▶ [DIRECTIONS FOR THIS TASK]:
Copy out exactly the lines from the line containing "Decode this image" to the end of the listing.

(Records that describe figures)
-------

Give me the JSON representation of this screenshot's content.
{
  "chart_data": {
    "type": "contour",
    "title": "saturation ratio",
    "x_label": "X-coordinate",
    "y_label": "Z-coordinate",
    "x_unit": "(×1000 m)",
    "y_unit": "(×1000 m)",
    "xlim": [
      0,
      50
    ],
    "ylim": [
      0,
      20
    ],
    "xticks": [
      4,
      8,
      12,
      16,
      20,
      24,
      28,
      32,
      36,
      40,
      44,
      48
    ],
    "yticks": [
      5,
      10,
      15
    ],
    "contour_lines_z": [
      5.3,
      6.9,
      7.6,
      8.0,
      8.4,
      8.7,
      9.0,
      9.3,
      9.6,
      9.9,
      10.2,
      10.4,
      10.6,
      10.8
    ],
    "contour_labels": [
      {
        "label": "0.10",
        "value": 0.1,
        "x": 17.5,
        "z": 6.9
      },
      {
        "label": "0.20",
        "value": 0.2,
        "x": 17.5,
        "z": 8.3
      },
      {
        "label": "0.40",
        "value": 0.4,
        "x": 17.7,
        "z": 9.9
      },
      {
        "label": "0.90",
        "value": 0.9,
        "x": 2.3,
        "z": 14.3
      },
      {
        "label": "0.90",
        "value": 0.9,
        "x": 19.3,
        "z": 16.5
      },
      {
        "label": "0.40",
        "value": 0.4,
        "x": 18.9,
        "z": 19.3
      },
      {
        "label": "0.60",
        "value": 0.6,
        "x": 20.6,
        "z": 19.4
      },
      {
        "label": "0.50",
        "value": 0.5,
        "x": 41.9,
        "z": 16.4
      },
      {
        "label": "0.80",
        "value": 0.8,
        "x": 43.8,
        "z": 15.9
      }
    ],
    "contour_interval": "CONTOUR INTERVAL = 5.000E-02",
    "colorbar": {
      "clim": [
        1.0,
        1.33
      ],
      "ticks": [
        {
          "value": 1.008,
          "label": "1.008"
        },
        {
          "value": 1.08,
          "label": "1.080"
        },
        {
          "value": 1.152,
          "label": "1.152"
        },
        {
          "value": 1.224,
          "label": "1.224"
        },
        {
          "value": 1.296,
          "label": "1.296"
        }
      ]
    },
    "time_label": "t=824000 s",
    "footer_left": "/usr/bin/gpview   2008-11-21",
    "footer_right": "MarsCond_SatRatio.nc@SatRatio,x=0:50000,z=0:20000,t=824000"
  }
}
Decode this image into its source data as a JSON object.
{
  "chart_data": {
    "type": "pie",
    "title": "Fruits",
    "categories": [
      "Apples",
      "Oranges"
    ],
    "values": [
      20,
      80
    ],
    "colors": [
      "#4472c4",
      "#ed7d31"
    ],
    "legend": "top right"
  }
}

-------

▶ [FINISHED ANSWER]:
Decode this image into its source data as a JSON object.
{
  "chart_data": {
    "type": "pie",
    "title": "Fruits",
    "categories": [
      "Apples",
      "Oranges"
    ],
    "values": [
      20,
      80
    ],
    "colors": [
      "#4472c4",
      "#ed7d31"
    ],
    "legend": "top right"
  }
}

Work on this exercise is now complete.